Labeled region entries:
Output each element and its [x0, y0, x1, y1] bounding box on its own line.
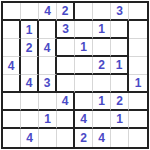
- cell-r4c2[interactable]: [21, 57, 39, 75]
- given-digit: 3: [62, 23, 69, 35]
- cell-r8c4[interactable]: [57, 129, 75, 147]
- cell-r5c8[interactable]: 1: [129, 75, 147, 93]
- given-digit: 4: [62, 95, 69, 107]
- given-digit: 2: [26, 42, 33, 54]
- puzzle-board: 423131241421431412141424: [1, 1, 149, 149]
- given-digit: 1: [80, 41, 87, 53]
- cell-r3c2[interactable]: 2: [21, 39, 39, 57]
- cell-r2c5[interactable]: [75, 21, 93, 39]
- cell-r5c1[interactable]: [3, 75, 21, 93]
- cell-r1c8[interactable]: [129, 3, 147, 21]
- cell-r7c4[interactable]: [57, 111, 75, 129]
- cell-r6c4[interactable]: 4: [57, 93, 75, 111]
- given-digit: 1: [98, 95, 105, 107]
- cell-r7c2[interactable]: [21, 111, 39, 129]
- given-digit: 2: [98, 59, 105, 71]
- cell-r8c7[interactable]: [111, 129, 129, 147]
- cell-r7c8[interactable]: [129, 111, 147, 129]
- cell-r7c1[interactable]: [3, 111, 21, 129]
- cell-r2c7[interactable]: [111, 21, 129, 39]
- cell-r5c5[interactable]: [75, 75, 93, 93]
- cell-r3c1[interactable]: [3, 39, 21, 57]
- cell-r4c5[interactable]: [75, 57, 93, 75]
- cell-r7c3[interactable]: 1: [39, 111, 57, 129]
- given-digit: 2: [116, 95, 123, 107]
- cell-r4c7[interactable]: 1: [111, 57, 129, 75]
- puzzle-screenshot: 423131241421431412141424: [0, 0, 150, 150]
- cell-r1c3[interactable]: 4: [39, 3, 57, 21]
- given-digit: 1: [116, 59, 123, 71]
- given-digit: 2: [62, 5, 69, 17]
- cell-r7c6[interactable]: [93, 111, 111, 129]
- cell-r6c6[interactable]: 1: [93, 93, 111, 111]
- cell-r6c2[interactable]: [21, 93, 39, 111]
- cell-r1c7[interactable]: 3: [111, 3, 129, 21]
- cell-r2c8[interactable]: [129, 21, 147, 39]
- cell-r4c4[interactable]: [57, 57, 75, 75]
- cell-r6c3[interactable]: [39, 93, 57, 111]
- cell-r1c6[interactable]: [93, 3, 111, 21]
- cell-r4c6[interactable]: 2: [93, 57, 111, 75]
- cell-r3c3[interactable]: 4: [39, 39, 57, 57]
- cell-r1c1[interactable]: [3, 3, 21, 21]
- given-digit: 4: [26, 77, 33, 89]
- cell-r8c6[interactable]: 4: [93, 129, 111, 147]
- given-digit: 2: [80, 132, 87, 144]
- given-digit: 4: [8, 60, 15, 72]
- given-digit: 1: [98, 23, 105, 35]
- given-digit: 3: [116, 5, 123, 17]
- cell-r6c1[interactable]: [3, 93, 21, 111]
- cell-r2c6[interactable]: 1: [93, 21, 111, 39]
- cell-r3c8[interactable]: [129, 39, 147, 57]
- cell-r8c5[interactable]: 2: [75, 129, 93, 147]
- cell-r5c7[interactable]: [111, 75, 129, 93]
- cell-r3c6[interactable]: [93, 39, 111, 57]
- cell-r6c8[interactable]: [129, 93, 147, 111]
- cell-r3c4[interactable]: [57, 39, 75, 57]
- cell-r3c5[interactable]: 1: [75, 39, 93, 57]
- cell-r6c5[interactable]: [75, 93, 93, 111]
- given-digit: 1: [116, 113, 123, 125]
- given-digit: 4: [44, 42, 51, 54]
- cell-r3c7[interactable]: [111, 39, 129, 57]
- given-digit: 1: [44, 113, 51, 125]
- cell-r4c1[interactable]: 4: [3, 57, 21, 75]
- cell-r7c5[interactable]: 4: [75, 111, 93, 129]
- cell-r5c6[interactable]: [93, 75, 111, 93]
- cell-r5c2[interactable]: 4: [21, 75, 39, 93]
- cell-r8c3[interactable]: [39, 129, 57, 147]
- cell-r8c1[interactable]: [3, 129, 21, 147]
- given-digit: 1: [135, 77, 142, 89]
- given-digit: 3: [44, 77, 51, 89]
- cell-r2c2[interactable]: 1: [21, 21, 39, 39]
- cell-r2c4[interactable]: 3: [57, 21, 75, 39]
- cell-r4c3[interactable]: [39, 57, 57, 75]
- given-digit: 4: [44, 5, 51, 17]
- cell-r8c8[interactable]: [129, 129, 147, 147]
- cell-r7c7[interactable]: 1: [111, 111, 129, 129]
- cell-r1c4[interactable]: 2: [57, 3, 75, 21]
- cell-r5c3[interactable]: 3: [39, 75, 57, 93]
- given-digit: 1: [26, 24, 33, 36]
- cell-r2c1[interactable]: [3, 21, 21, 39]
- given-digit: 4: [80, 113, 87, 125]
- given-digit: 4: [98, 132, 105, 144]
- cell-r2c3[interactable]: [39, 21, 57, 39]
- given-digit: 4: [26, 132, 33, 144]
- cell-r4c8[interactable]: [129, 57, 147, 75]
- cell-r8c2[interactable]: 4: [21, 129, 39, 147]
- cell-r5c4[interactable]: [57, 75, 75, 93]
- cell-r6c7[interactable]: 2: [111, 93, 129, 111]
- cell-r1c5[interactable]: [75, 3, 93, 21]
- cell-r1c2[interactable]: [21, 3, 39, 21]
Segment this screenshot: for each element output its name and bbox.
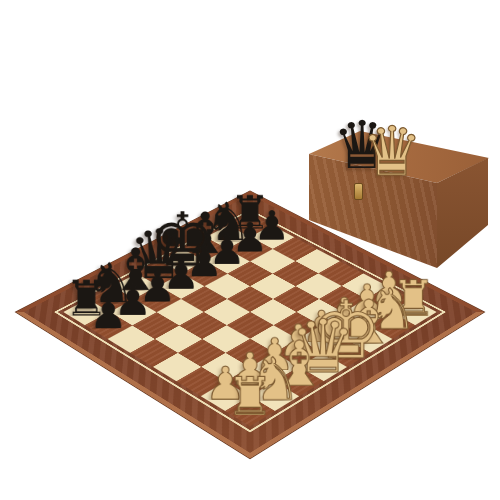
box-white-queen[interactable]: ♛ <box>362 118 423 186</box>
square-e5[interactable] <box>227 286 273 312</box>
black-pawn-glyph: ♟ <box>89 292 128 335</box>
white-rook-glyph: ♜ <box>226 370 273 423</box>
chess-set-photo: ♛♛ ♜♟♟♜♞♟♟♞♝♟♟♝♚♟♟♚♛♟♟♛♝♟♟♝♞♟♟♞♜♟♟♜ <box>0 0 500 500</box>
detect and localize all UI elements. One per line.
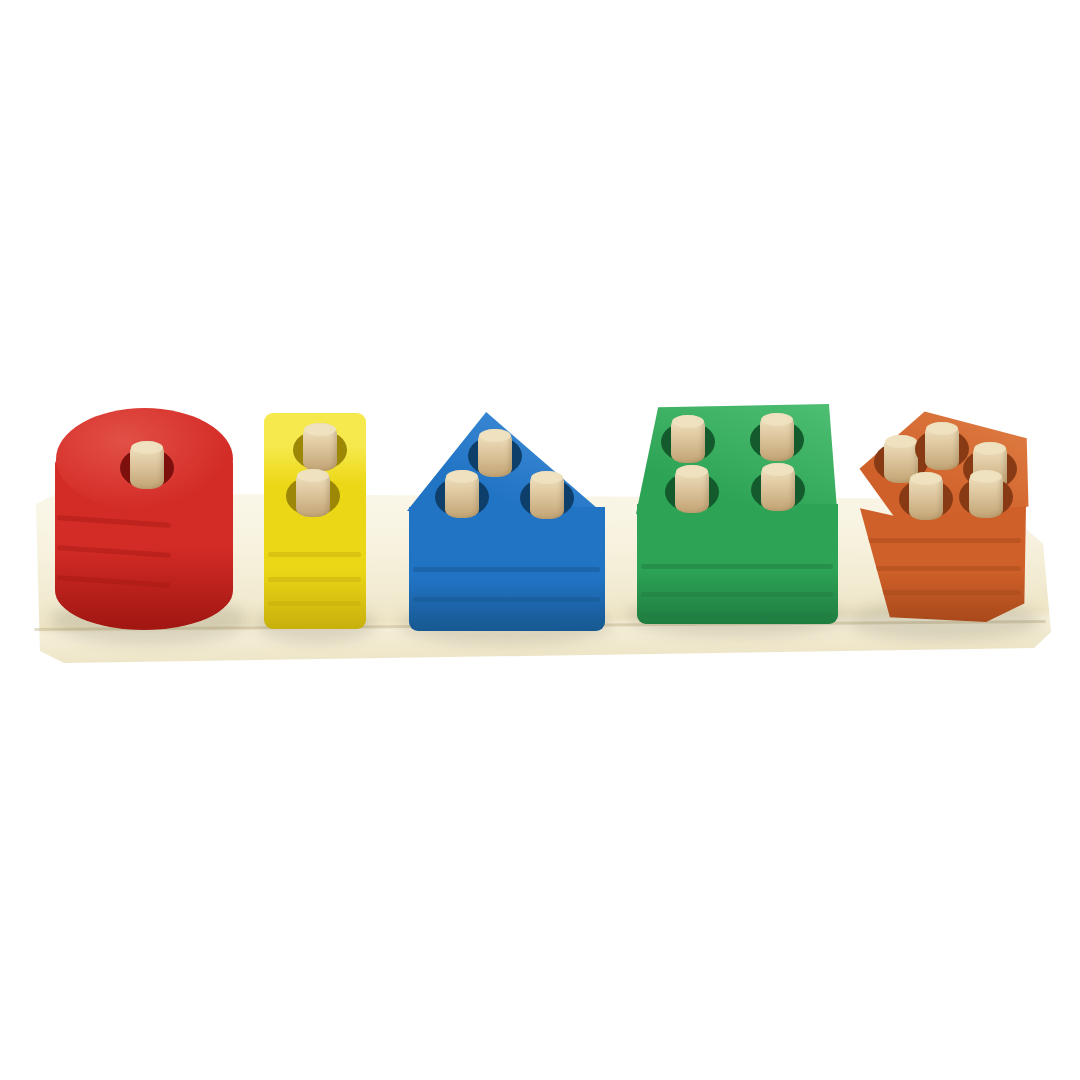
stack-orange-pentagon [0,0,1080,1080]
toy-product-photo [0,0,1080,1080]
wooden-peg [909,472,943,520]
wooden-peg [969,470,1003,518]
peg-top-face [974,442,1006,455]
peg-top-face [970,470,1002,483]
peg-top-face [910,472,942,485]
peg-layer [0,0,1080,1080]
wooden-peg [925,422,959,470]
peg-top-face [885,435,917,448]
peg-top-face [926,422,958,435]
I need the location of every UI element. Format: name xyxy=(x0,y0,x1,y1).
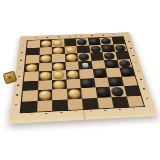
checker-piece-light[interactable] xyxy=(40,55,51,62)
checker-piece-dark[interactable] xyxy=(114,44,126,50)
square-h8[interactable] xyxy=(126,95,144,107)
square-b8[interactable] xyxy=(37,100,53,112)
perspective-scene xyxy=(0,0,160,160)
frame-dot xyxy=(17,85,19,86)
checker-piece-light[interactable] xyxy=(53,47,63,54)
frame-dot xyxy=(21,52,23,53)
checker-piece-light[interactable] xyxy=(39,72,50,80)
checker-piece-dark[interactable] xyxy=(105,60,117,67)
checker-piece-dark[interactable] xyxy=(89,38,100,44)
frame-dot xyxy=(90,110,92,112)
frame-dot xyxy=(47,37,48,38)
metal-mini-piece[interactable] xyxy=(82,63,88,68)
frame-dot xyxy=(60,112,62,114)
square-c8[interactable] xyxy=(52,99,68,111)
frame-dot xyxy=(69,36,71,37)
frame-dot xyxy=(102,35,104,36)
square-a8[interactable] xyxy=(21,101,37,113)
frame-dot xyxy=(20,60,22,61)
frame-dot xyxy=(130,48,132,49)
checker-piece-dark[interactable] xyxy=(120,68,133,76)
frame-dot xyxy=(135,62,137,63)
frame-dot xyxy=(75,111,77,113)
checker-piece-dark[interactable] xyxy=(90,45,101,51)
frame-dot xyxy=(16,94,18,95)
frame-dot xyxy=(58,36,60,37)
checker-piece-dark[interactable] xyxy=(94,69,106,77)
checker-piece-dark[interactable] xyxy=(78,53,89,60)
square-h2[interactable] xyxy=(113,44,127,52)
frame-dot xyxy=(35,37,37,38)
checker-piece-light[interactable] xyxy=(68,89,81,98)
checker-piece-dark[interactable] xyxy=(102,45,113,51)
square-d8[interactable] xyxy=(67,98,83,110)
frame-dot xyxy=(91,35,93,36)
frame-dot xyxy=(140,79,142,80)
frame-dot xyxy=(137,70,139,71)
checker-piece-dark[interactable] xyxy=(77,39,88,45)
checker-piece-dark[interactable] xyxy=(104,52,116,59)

* [REQUIREMENT] Rewrite only the stretch from the line containing "stack-orange-pentagon [0,0,1080,1080]" through the line containing "I need the location", changing every "wooden-peg" to "timber-peg" and keeping all else the same.

* [EXERCISE SOLUTION]
stack-orange-pentagon [0,0,1080,1080]
toy-product-photo [0,0,1080,1080]
timber-peg [909,472,943,520]
timber-peg [969,470,1003,518]
peg-top-face [974,442,1006,455]
peg-top-face [970,470,1002,483]
peg-top-face [910,472,942,485]
peg-layer [0,0,1080,1080]
timber-peg [925,422,959,470]
peg-top-face [885,435,917,448]
peg-top-face [926,422,958,435]
I need the location of every UI element. Format: name xyxy=(x0,y0,x1,y1).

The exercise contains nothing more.